■ **Written instruction**:
Everything in the listing except the pictures should be written out exactly.
··· Task input ···
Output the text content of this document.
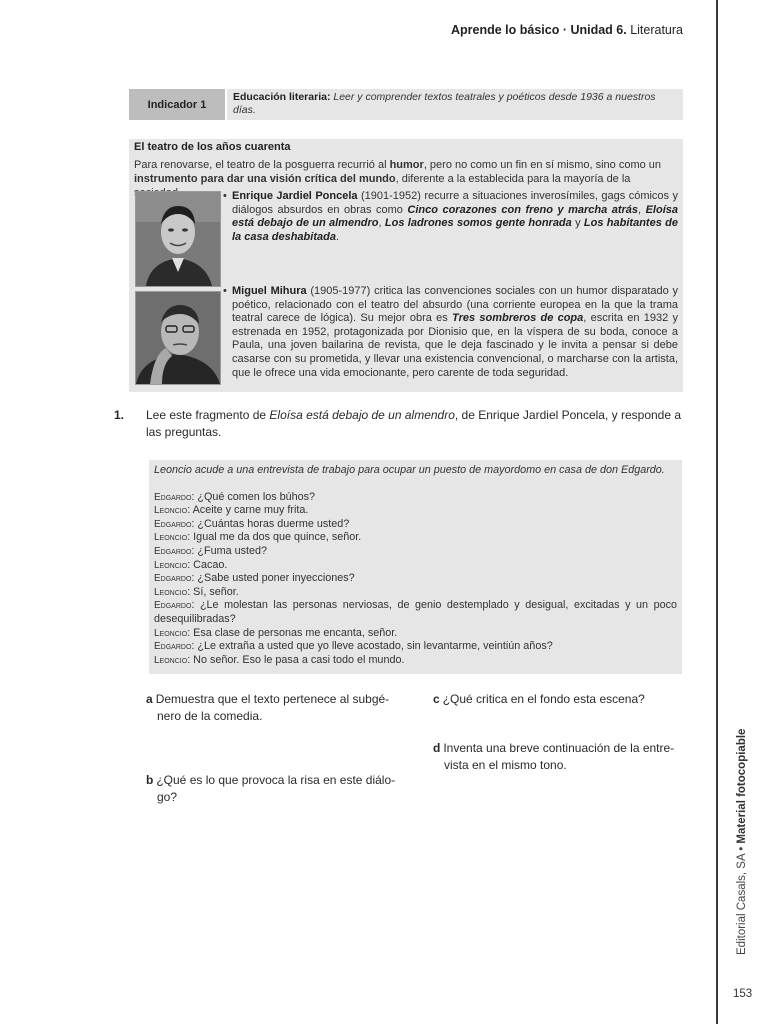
Aprende lo básico · Unidad 6. Literatura
Indicador 1
Educación literaria: Leer y comprender textos teatrales y poéticos desde 1936 a nuestros días.
El teatro de los años cuarenta
Para renovarse, el teatro de la posguerra recurrió al humor, pero no como un fin en sí mismo, sino como un instrumento para dar una visión crítica del mundo, diferente a la establecida para la mayoría de la
• Enrique Jardiel Poncela (1901-1952) recurre a situaciones inverosímiles, gags cómicos y diálogos absurdos en obras como Cinco corazones con freno y marcha atrás, Eloísa está debajo de un almendro, Los ladrones somos gente honrada y Los habitantes de la casa deshabitada.
• Miguel Mihura (1905-1977) critica las convenciones sociales con un humor disparatado y poético, relacionado con el teatro del absurdo (una corriente europea en la que la trama teatral carece de lógica). Su mejor obra es Tres sombreros de copa, escrita en 1932 y estrenada en 1952, protagonizada por Dionisio que, en la víspera de su boda, conoce a Paula, una joven bailarina de revista, que le deja fascinado y le invita a pensar si debe casarse con su prometida, y llevar una existencia convencional, o marcharse con la artista, que le ofrece una vida emocionante, pero carente de toda seguridad.
1.	Lee este fragmento de Eloísa está debajo de un almendro, de Enrique Jardiel Poncela, y responde a las preguntas.
Leoncio acude a una entrevista de trabajo para ocupar un puesto de mayordomo en casa de don Edgardo.
Edgardo: ¿Qué comen los búhos?
Leoncio: Aceite y carne muy frita.
Edgardo: ¿Cuántas horas duerme usted?
Leoncio: Igual me da dos que quince, señor.
Edgardo: ¿Fuma usted?
Leoncio: Cacao.
Edgardo: ¿Sabe usted poner inyecciones?
Leoncio: Sí, señor.
Edgardo: ¿Le molestan las personas nerviosas, de genio destemplado y desigual, excitadas y un poco desequilibradas?
Leoncio: Esa clase de personas me encanta, señor.
Edgardo: ¿Le extraña a usted que yo lleve acostado, sin levantarme, veintiún años?
Leoncio: No señor. Eso le pasa a casi todo el mundo.
a Demuestra que el texto pertenece al subgé-
nero de la comedia.
b ¿Qué es lo que provoca la risa en este diálo-
go?
c ¿Qué critica en el fondo esta escena?
d Inventa una breve continuación de la entre-
vista en el mismo tono.
Editorial Casals, SA • Material fotocopiable
153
···
■ **Finished exercise**:
Output the text content of this document.
Aprende lo básico · Unidad 6. Literatura
Indicador 1
Educación literaria: Leer y comprender textos teatrales y poéticos desde 1936 a nuestros días.
El teatro de los años cuarenta
Para renovarse, el teatro de la posguerra recurrió al humor, pero no como un fin en sí mismo, sino como un instrumento para dar una visión crítica del mundo, diferente a la establecida para la mayoría de la
• Enrique Jardiel Poncela (1901-1952) recurre a situaciones inverosímiles, gags cómicos y diálogos absurdos en obras como Cinco corazones con freno y marcha atrás, Eloísa está debajo de un almendro, Los ladrones somos gente honrada y Los habitantes de la casa deshabitada.
• Miguel Mihura (1905-1977) critica las convenciones sociales con un humor disparatado y poético, relacionado con el teatro del absurdo (una corriente europea en la que la trama teatral carece de lógica). Su mejor obra es Tres sombreros de copa, escrita en 1932 y estrenada en 1952, protagonizada por Dionisio que, en la víspera de su boda, conoce a Paula, una joven bailarina de revista, que le deja fascinado y le invita a pensar si debe casarse con su prometida, y llevar una existencia convencional, o marcharse con la artista, que le ofrece una vida emocionante, pero carente de toda seguridad.
1.	Lee este fragmento de Eloísa está debajo de un almendro, de Enrique Jardiel Poncela, y responde a las preguntas.
Leoncio acude a una entrevista de trabajo para ocupar un puesto de mayordomo en casa de don Edgardo.
Edgardo: ¿Qué comen los búhos?
Leoncio: Aceite y carne muy frita.
Edgardo: ¿Cuántas horas duerme usted?
Leoncio: Igual me da dos que quince, señor.
Edgardo: ¿Fuma usted?
Leoncio: Cacao.
Edgardo: ¿Sabe usted poner inyecciones?
Leoncio: Sí, señor.
Edgardo: ¿Le molestan las personas nerviosas, de genio destemplado y desigual, excitadas y un poco desequilibradas?
Leoncio: Esa clase de personas me encanta, señor.
Edgardo: ¿Le extraña a usted que yo lleve acostado, sin levantarme, veintiún años?
Leoncio: No señor. Eso le pasa a casi todo el mundo.
a Demuestra que el texto pertenece al subgé-
nero de la comedia.
b ¿Qué es lo que provoca la risa en este diálo-
go?
c ¿Qué critica en el fondo esta escena?
d Inventa una breve continuación de la entre-
vista en el mismo tono.
Editorial Casals, SA • Material fotocopiable
153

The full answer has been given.